(A block of data)
········

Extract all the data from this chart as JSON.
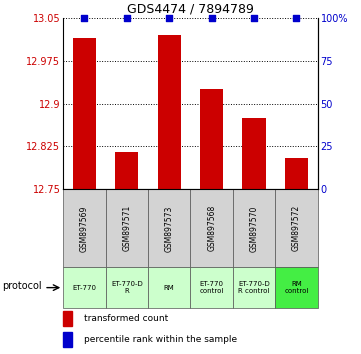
{
  "title": "GDS4474 / 7894789",
  "samples": [
    "GSM897569",
    "GSM897571",
    "GSM897573",
    "GSM897568",
    "GSM897570",
    "GSM897572"
  ],
  "bar_values": [
    13.015,
    12.815,
    13.02,
    12.925,
    12.875,
    12.805
  ],
  "percentile_values": [
    100,
    100,
    100,
    100,
    100,
    100
  ],
  "ylim": [
    12.75,
    13.05
  ],
  "yticks": [
    12.75,
    12.825,
    12.9,
    12.975,
    13.05
  ],
  "ytick_labels": [
    "12.75",
    "12.825",
    "12.9",
    "12.975",
    "13.05"
  ],
  "right_yticks": [
    0,
    25,
    50,
    75,
    100
  ],
  "right_ytick_labels": [
    "0",
    "25",
    "50",
    "75",
    "100%"
  ],
  "bar_color": "#cc0000",
  "percentile_color": "#0000cc",
  "protocols": [
    "ET-770",
    "ET-770-D\nR",
    "RM",
    "ET-770\ncontrol",
    "ET-770-D\nR control",
    "RM\ncontrol"
  ],
  "protocol_label": "protocol",
  "legend_bar": "transformed count",
  "legend_pct": "percentile rank within the sample",
  "proto_colors": [
    "#ccffcc",
    "#ccffcc",
    "#ccffcc",
    "#ccffcc",
    "#ccffcc",
    "#44ee44"
  ],
  "sample_bg": "#d3d3d3",
  "white_bg": "#ffffff"
}
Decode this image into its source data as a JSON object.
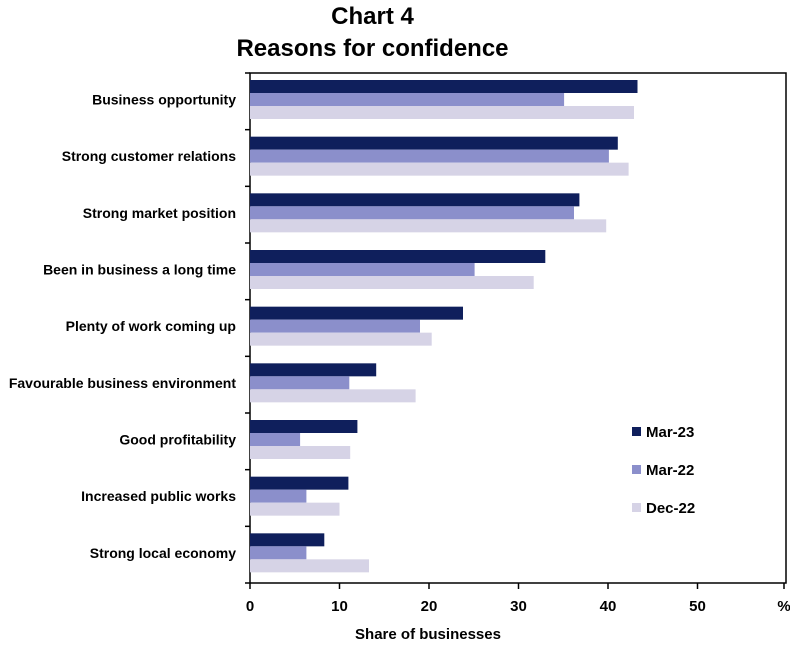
{
  "chart_data": {
    "type": "bar",
    "orientation": "horizontal",
    "title_line1": "Chart 4",
    "title_line2": "Reasons for confidence",
    "xlabel": "Share of businesses",
    "x_unit": "%",
    "xlim": [
      0,
      60
    ],
    "x_ticks": [
      "0",
      "10",
      "20",
      "30",
      "40",
      "50"
    ],
    "grid": false,
    "legend_position": "right",
    "categories": [
      "Business opportunity",
      "Strong customer relations",
      "Strong market position",
      "Been in business a long time",
      "Plenty of work coming up",
      "Favourable business environment",
      "Good profitability",
      "Increased public works",
      "Strong local economy"
    ],
    "series": [
      {
        "name": "Mar-23",
        "color": "#0f1f5c",
        "values": [
          43.3,
          41.1,
          36.8,
          33.0,
          23.8,
          14.1,
          12.0,
          11.0,
          8.3
        ]
      },
      {
        "name": "Mar-22",
        "color": "#8b8fcb",
        "values": [
          35.1,
          40.1,
          36.2,
          25.1,
          19.0,
          11.1,
          5.6,
          6.3,
          6.3
        ]
      },
      {
        "name": "Dec-22",
        "color": "#d6d3e6",
        "values": [
          42.9,
          42.3,
          39.8,
          31.7,
          20.3,
          18.5,
          11.2,
          10.0,
          13.3
        ]
      }
    ]
  }
}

········

**YOUR OBJECTIVE:** Produce an exact copy of the lines from the line containing "Decode this image" through the last line of the records, with no pictures and no other text.

**COMPLETE RESPONSE:**
Decode this image into its source data as a JSON object.
{
  "chart_data": {
    "type": "bar",
    "orientation": "horizontal",
    "title_line1": "Chart 4",
    "title_line2": "Reasons for confidence",
    "xlabel": "Share of businesses",
    "x_unit": "%",
    "xlim": [
      0,
      60
    ],
    "x_ticks": [
      "0",
      "10",
      "20",
      "30",
      "40",
      "50"
    ],
    "grid": false,
    "legend_position": "right",
    "categories": [
      "Business opportunity",
      "Strong customer relations",
      "Strong market position",
      "Been in business a long time",
      "Plenty of work coming up",
      "Favourable business environment",
      "Good profitability",
      "Increased public works",
      "Strong local economy"
    ],
    "series": [
      {
        "name": "Mar-23",
        "color": "#0f1f5c",
        "values": [
          43.3,
          41.1,
          36.8,
          33.0,
          23.8,
          14.1,
          12.0,
          11.0,
          8.3
        ]
      },
      {
        "name": "Mar-22",
        "color": "#8b8fcb",
        "values": [
          35.1,
          40.1,
          36.2,
          25.1,
          19.0,
          11.1,
          5.6,
          6.3,
          6.3
        ]
      },
      {
        "name": "Dec-22",
        "color": "#d6d3e6",
        "values": [
          42.9,
          42.3,
          39.8,
          31.7,
          20.3,
          18.5,
          11.2,
          10.0,
          13.3
        ]
      }
    ]
  }
}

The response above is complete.